» The exercise
Copy the listing verbatim, excluding any images found in it.

* * * * * * * * *

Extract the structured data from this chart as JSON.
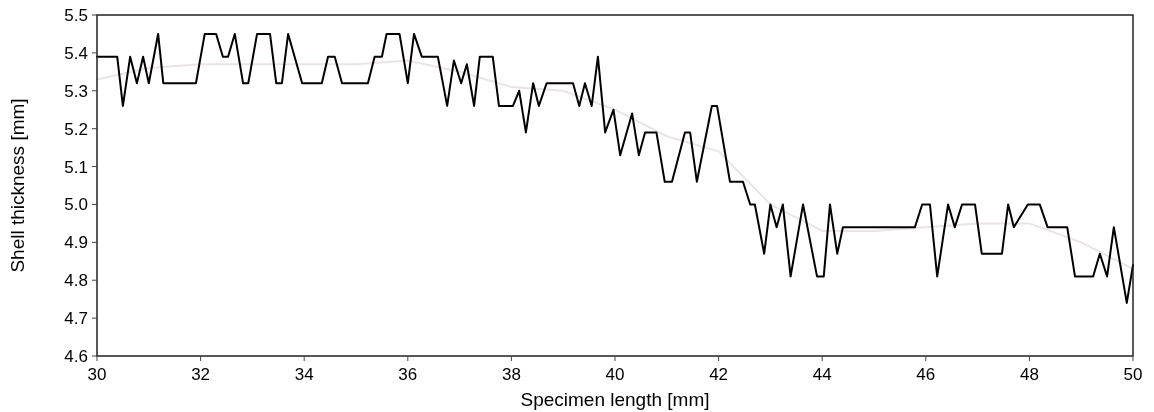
{
  "chart_data": {
    "type": "line",
    "xlabel": "Specimen length [mm]",
    "ylabel": "Shell thickness [mm]",
    "xlim": [
      30,
      50
    ],
    "xticks": [
      30,
      32,
      34,
      36,
      38,
      40,
      42,
      44,
      46,
      48,
      50
    ],
    "ylim": [
      4.6,
      5.5
    ],
    "yticks": [
      {
        "value": 4.6,
        "label": "4.6"
      },
      {
        "value": 4.7,
        "label": "4.7"
      },
      {
        "value": 4.8,
        "label": "4.8"
      },
      {
        "value": 4.9,
        "label": "4.9"
      },
      {
        "value": 5,
        "label": "5.0"
      },
      {
        "value": 5.1,
        "label": "5.1"
      },
      {
        "value": 5.2,
        "label": "5.2"
      },
      {
        "value": 5.3,
        "label": "5.3"
      },
      {
        "value": 5.4,
        "label": "5.4"
      },
      {
        "value": 5.5,
        "label": "5.5"
      }
    ],
    "grid": false,
    "marker": "none",
    "line_style": "solid",
    "series": [
      {
        "color": "#ebe4e4",
        "x": [
          30,
          31,
          32,
          33,
          34,
          35,
          36,
          37,
          38,
          39,
          40,
          41,
          42,
          43,
          44,
          45,
          46,
          47,
          48,
          49,
          50
        ],
        "values": [
          5.33,
          5.36,
          5.37,
          5.37,
          5.37,
          5.37,
          5.38,
          5.35,
          5.31,
          5.3,
          5.25,
          5.18,
          5.14,
          5.0,
          4.93,
          4.93,
          4.94,
          4.95,
          4.95,
          4.9,
          4.83
        ]
      },
      {
        "color": "#000000",
        "x": [
          30,
          30.39,
          30.5,
          30.64,
          30.77,
          30.89,
          31,
          31.18,
          31.28,
          31.91,
          32.08,
          32.3,
          32.43,
          32.53,
          32.66,
          32.82,
          32.92,
          33.09,
          33.34,
          33.46,
          33.57,
          33.69,
          33.96,
          34.34,
          34.46,
          34.59,
          34.73,
          35.23,
          35.36,
          35.5,
          35.59,
          35.84,
          36,
          36.12,
          36.27,
          36.58,
          36.76,
          36.89,
          37.03,
          37.14,
          37.28,
          37.39,
          37.64,
          37.76,
          38.03,
          38.15,
          38.28,
          38.42,
          38.53,
          38.68,
          39.19,
          39.31,
          39.42,
          39.55,
          39.67,
          39.81,
          39.97,
          40.1,
          40.33,
          40.46,
          40.58,
          40.8,
          40.96,
          41.1,
          41.35,
          41.45,
          41.58,
          41.87,
          41.97,
          42.22,
          42.47,
          42.61,
          42.7,
          42.88,
          43,
          43.12,
          43.24,
          43.39,
          43.63,
          43.9,
          44.03,
          44.15,
          44.29,
          44.4,
          45.79,
          45.93,
          46.08,
          46.22,
          46.43,
          46.56,
          46.7,
          46.95,
          47.08,
          47.47,
          47.59,
          47.7,
          47.97,
          48.2,
          48.35,
          48.73,
          48.88,
          49.23,
          49.36,
          49.5,
          49.63,
          49.88,
          50
        ],
        "values": [
          5.39,
          5.39,
          5.26,
          5.39,
          5.32,
          5.39,
          5.32,
          5.45,
          5.32,
          5.32,
          5.45,
          5.45,
          5.39,
          5.39,
          5.45,
          5.32,
          5.32,
          5.45,
          5.45,
          5.32,
          5.32,
          5.45,
          5.32,
          5.32,
          5.39,
          5.39,
          5.32,
          5.32,
          5.39,
          5.39,
          5.45,
          5.45,
          5.32,
          5.45,
          5.39,
          5.39,
          5.26,
          5.38,
          5.32,
          5.37,
          5.26,
          5.39,
          5.39,
          5.26,
          5.26,
          5.3,
          5.19,
          5.32,
          5.26,
          5.32,
          5.32,
          5.26,
          5.32,
          5.26,
          5.39,
          5.19,
          5.25,
          5.13,
          5.24,
          5.13,
          5.19,
          5.19,
          5.06,
          5.06,
          5.19,
          5.19,
          5.06,
          5.26,
          5.26,
          5.06,
          5.06,
          5,
          5,
          4.87,
          5,
          4.94,
          5,
          4.81,
          5,
          4.81,
          4.81,
          5,
          4.87,
          4.94,
          4.94,
          5,
          5,
          4.81,
          5,
          4.94,
          5,
          5,
          4.87,
          4.87,
          5,
          4.94,
          5,
          5,
          4.94,
          4.94,
          4.81,
          4.81,
          4.87,
          4.81,
          4.94,
          4.74,
          4.84
        ]
      }
    ]
  }
}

* * * * * * * * *

» Completed task
Extract the structured data from this chart as JSON.
{
  "chart_data": {
    "type": "line",
    "xlabel": "Specimen length [mm]",
    "ylabel": "Shell thickness [mm]",
    "xlim": [
      30,
      50
    ],
    "xticks": [
      30,
      32,
      34,
      36,
      38,
      40,
      42,
      44,
      46,
      48,
      50
    ],
    "ylim": [
      4.6,
      5.5
    ],
    "yticks": [
      {
        "value": 4.6,
        "label": "4.6"
      },
      {
        "value": 4.7,
        "label": "4.7"
      },
      {
        "value": 4.8,
        "label": "4.8"
      },
      {
        "value": 4.9,
        "label": "4.9"
      },
      {
        "value": 5,
        "label": "5.0"
      },
      {
        "value": 5.1,
        "label": "5.1"
      },
      {
        "value": 5.2,
        "label": "5.2"
      },
      {
        "value": 5.3,
        "label": "5.3"
      },
      {
        "value": 5.4,
        "label": "5.4"
      },
      {
        "value": 5.5,
        "label": "5.5"
      }
    ],
    "grid": false,
    "marker": "none",
    "line_style": "solid",
    "series": [
      {
        "color": "#ebe4e4",
        "x": [
          30,
          31,
          32,
          33,
          34,
          35,
          36,
          37,
          38,
          39,
          40,
          41,
          42,
          43,
          44,
          45,
          46,
          47,
          48,
          49,
          50
        ],
        "values": [
          5.33,
          5.36,
          5.37,
          5.37,
          5.37,
          5.37,
          5.38,
          5.35,
          5.31,
          5.3,
          5.25,
          5.18,
          5.14,
          5.0,
          4.93,
          4.93,
          4.94,
          4.95,
          4.95,
          4.9,
          4.83
        ]
      },
      {
        "color": "#000000",
        "x": [
          30,
          30.39,
          30.5,
          30.64,
          30.77,
          30.89,
          31,
          31.18,
          31.28,
          31.91,
          32.08,
          32.3,
          32.43,
          32.53,
          32.66,
          32.82,
          32.92,
          33.09,
          33.34,
          33.46,
          33.57,
          33.69,
          33.96,
          34.34,
          34.46,
          34.59,
          34.73,
          35.23,
          35.36,
          35.5,
          35.59,
          35.84,
          36,
          36.12,
          36.27,
          36.58,
          36.76,
          36.89,
          37.03,
          37.14,
          37.28,
          37.39,
          37.64,
          37.76,
          38.03,
          38.15,
          38.28,
          38.42,
          38.53,
          38.68,
          39.19,
          39.31,
          39.42,
          39.55,
          39.67,
          39.81,
          39.97,
          40.1,
          40.33,
          40.46,
          40.58,
          40.8,
          40.96,
          41.1,
          41.35,
          41.45,
          41.58,
          41.87,
          41.97,
          42.22,
          42.47,
          42.61,
          42.7,
          42.88,
          43,
          43.12,
          43.24,
          43.39,
          43.63,
          43.9,
          44.03,
          44.15,
          44.29,
          44.4,
          45.79,
          45.93,
          46.08,
          46.22,
          46.43,
          46.56,
          46.7,
          46.95,
          47.08,
          47.47,
          47.59,
          47.7,
          47.97,
          48.2,
          48.35,
          48.73,
          48.88,
          49.23,
          49.36,
          49.5,
          49.63,
          49.88,
          50
        ],
        "values": [
          5.39,
          5.39,
          5.26,
          5.39,
          5.32,
          5.39,
          5.32,
          5.45,
          5.32,
          5.32,
          5.45,
          5.45,
          5.39,
          5.39,
          5.45,
          5.32,
          5.32,
          5.45,
          5.45,
          5.32,
          5.32,
          5.45,
          5.32,
          5.32,
          5.39,
          5.39,
          5.32,
          5.32,
          5.39,
          5.39,
          5.45,
          5.45,
          5.32,
          5.45,
          5.39,
          5.39,
          5.26,
          5.38,
          5.32,
          5.37,
          5.26,
          5.39,
          5.39,
          5.26,
          5.26,
          5.3,
          5.19,
          5.32,
          5.26,
          5.32,
          5.32,
          5.26,
          5.32,
          5.26,
          5.39,
          5.19,
          5.25,
          5.13,
          5.24,
          5.13,
          5.19,
          5.19,
          5.06,
          5.06,
          5.19,
          5.19,
          5.06,
          5.26,
          5.26,
          5.06,
          5.06,
          5,
          5,
          4.87,
          5,
          4.94,
          5,
          4.81,
          5,
          4.81,
          4.81,
          5,
          4.87,
          4.94,
          4.94,
          5,
          5,
          4.81,
          5,
          4.94,
          5,
          5,
          4.87,
          4.87,
          5,
          4.94,
          5,
          5,
          4.94,
          4.94,
          4.81,
          4.81,
          4.87,
          4.81,
          4.94,
          4.74,
          4.84
        ]
      }
    ]
  }
}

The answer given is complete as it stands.